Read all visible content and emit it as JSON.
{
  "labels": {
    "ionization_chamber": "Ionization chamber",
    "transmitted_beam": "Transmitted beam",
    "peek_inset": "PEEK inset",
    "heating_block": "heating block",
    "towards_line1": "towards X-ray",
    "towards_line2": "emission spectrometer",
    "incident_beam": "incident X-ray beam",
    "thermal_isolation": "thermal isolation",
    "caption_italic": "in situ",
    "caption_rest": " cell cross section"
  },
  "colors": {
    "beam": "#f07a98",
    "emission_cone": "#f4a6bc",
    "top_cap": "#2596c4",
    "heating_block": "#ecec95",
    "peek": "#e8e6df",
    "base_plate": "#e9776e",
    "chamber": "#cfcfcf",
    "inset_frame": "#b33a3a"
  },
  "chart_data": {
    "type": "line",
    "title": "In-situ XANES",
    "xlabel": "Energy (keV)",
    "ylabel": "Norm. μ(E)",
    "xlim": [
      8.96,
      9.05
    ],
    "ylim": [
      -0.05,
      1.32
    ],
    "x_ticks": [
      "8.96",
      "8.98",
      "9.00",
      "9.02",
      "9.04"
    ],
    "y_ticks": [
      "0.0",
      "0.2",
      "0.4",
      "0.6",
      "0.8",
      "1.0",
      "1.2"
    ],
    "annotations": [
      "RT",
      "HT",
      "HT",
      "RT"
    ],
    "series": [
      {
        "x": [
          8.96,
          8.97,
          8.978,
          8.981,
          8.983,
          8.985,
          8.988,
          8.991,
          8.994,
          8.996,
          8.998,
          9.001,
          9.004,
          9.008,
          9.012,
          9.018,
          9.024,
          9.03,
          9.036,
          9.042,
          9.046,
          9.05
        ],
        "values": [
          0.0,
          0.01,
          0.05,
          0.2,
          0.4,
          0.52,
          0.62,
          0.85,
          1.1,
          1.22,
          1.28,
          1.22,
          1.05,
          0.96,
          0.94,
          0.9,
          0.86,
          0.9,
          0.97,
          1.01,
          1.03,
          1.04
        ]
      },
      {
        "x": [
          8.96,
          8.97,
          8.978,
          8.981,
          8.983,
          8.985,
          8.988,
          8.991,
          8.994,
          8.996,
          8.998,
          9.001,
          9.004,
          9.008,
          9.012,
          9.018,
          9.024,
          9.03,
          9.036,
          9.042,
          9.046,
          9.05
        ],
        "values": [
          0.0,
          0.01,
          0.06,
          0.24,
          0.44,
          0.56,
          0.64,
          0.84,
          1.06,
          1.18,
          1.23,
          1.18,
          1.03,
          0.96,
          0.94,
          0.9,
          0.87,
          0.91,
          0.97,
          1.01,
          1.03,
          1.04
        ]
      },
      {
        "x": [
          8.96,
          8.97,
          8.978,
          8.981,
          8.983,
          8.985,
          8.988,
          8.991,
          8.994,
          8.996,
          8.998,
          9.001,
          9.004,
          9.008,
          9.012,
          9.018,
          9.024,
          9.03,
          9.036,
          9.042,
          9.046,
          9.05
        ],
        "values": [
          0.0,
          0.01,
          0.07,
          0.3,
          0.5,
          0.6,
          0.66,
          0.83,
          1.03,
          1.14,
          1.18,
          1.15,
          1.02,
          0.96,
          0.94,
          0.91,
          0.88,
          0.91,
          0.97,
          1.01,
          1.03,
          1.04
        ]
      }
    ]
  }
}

→ Job
Extract every line above that contains the word "situ".

→ Solution for this exercise
    "caption_italic": "in situ",
    "title": "In-situ XANES",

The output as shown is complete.